#### What is asked
What follows is a listing. Return every line of it exactly.

--- BEGIN Data records ---

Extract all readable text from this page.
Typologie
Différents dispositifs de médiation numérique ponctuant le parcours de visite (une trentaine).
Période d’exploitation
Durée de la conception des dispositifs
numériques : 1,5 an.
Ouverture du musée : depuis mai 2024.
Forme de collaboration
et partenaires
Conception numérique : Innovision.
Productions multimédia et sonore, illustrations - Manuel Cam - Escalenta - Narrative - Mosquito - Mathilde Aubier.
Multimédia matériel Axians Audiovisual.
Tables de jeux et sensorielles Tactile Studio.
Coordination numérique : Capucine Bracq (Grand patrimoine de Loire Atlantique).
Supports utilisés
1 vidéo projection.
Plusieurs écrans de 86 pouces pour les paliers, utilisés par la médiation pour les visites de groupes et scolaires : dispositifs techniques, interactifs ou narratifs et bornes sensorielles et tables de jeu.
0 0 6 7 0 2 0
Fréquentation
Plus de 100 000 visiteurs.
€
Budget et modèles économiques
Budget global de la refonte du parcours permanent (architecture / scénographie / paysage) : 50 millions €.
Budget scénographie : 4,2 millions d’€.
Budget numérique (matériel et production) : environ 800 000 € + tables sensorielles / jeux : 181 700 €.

--- END Data records ---

#### Task response
Extract all readable text from this page.
Typologie
Différents dispositifs de médiation numérique ponctuant le parcours de visite (une trentaine).
Période d’exploitation
Durée de la conception des dispositifs
numériques : 1,5 an.
Ouverture du musée : depuis mai 2024.
Forme de collaboration
et partenaires
Conception numérique : Innovision.
Productions multimédia et sonore, illustrations - Manuel Cam - Escalenta - Narrative - Mosquito - Mathilde Aubier.
Multimédia matériel Axians Audiovisual.
Tables de jeux et sensorielles Tactile Studio.
Coordination numérique : Capucine Bracq (Grand patrimoine de Loire Atlantique).
Supports utilisés
1 vidéo projection.
Plusieurs écrans de 86 pouces pour les paliers, utilisés par la médiation pour les visites de groupes et scolaires : dispositifs techniques, interactifs ou narratifs et bornes sensorielles et tables de jeu.
0 0 6 7 0 2 0
Fréquentation
Plus de 100 000 visiteurs.
€
Budget et modèles économiques
Budget global de la refonte du parcours permanent (architecture / scénographie / paysage) : 50 millions €.
Budget scénographie : 4,2 millions d’€.
Budget numérique (matériel et production) : environ 800 000 € + tables sensorielles / jeux : 181 700 €.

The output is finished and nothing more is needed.